#### Problem:
Your task is to repeat the lines below exactly, excluding any pictures they contain.

#### Raw data:
══════════

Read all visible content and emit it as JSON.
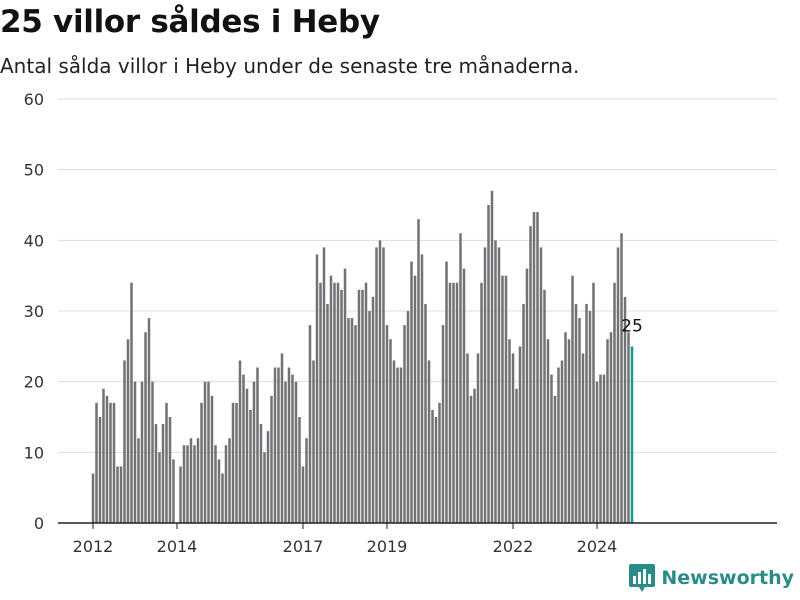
{
  "title": "25 villor såldes i Heby",
  "subtitle": "Antal sålda villor i Heby under de senaste tre månaderna.",
  "brand": {
    "name": "Newsworthy",
    "color": "#2a8c87",
    "icon": "newsworthy-logo-icon"
  },
  "colors": {
    "bar": "#727176",
    "highlight": "#1a9a8f",
    "grid": "#dddddd",
    "axis": "#222222"
  },
  "chart_data": {
    "type": "bar",
    "x_start": "2012-01",
    "x_end": "2024-12",
    "ylim": [
      0,
      60
    ],
    "y_ticks": [
      0,
      10,
      20,
      30,
      40,
      50,
      60
    ],
    "x_ticks": [
      {
        "label": "2012",
        "date": "2012-01"
      },
      {
        "label": "2014",
        "date": "2014-01"
      },
      {
        "label": "2017",
        "date": "2017-01"
      },
      {
        "label": "2019",
        "date": "2019-01"
      },
      {
        "label": "2022",
        "date": "2022-01"
      },
      {
        "label": "2024",
        "date": "2024-01"
      }
    ],
    "highlight_label": "25",
    "grid": true,
    "values": [
      7,
      17,
      15,
      19,
      18,
      17,
      17,
      8,
      8,
      23,
      26,
      34,
      20,
      12,
      20,
      27,
      29,
      20,
      14,
      10,
      14,
      17,
      15,
      9,
      0,
      8,
      11,
      11,
      12,
      11,
      12,
      17,
      20,
      20,
      18,
      11,
      9,
      7,
      11,
      12,
      17,
      17,
      23,
      21,
      19,
      16,
      20,
      22,
      14,
      10,
      13,
      18,
      22,
      22,
      24,
      20,
      22,
      21,
      20,
      15,
      8,
      12,
      28,
      23,
      38,
      34,
      39,
      31,
      35,
      34,
      34,
      33,
      36,
      29,
      29,
      28,
      33,
      33,
      34,
      30,
      32,
      39,
      40,
      39,
      28,
      26,
      23,
      22,
      22,
      28,
      30,
      37,
      35,
      43,
      38,
      31,
      23,
      16,
      15,
      17,
      28,
      37,
      34,
      34,
      34,
      41,
      36,
      24,
      18,
      19,
      24,
      34,
      39,
      45,
      47,
      40,
      39,
      35,
      35,
      26,
      24,
      19,
      25,
      31,
      36,
      42,
      44,
      44,
      39,
      33,
      26,
      21,
      18,
      22,
      23,
      27,
      26,
      35,
      31,
      29,
      24,
      31,
      30,
      34,
      20,
      21,
      21,
      26,
      27,
      34,
      39,
      41,
      32,
      27,
      25
    ]
  }
}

══════════

#### In response:
Read all visible content and emit it as JSON.
{
  "title": "25 villor såldes i Heby",
  "subtitle": "Antal sålda villor i Heby under de senaste tre månaderna.",
  "brand": {
    "name": "Newsworthy",
    "color": "#2a8c87",
    "icon": "newsworthy-logo-icon"
  },
  "colors": {
    "bar": "#727176",
    "highlight": "#1a9a8f",
    "grid": "#dddddd",
    "axis": "#222222"
  },
  "chart_data": {
    "type": "bar",
    "x_start": "2012-01",
    "x_end": "2024-12",
    "ylim": [
      0,
      60
    ],
    "y_ticks": [
      0,
      10,
      20,
      30,
      40,
      50,
      60
    ],
    "x_ticks": [
      {
        "label": "2012",
        "date": "2012-01"
      },
      {
        "label": "2014",
        "date": "2014-01"
      },
      {
        "label": "2017",
        "date": "2017-01"
      },
      {
        "label": "2019",
        "date": "2019-01"
      },
      {
        "label": "2022",
        "date": "2022-01"
      },
      {
        "label": "2024",
        "date": "2024-01"
      }
    ],
    "highlight_label": "25",
    "grid": true,
    "values": [
      7,
      17,
      15,
      19,
      18,
      17,
      17,
      8,
      8,
      23,
      26,
      34,
      20,
      12,
      20,
      27,
      29,
      20,
      14,
      10,
      14,
      17,
      15,
      9,
      0,
      8,
      11,
      11,
      12,
      11,
      12,
      17,
      20,
      20,
      18,
      11,
      9,
      7,
      11,
      12,
      17,
      17,
      23,
      21,
      19,
      16,
      20,
      22,
      14,
      10,
      13,
      18,
      22,
      22,
      24,
      20,
      22,
      21,
      20,
      15,
      8,
      12,
      28,
      23,
      38,
      34,
      39,
      31,
      35,
      34,
      34,
      33,
      36,
      29,
      29,
      28,
      33,
      33,
      34,
      30,
      32,
      39,
      40,
      39,
      28,
      26,
      23,
      22,
      22,
      28,
      30,
      37,
      35,
      43,
      38,
      31,
      23,
      16,
      15,
      17,
      28,
      37,
      34,
      34,
      34,
      41,
      36,
      24,
      18,
      19,
      24,
      34,
      39,
      45,
      47,
      40,
      39,
      35,
      35,
      26,
      24,
      19,
      25,
      31,
      36,
      42,
      44,
      44,
      39,
      33,
      26,
      21,
      18,
      22,
      23,
      27,
      26,
      35,
      31,
      29,
      24,
      31,
      30,
      34,
      20,
      21,
      21,
      26,
      27,
      34,
      39,
      41,
      32,
      27,
      25
    ]
  }
}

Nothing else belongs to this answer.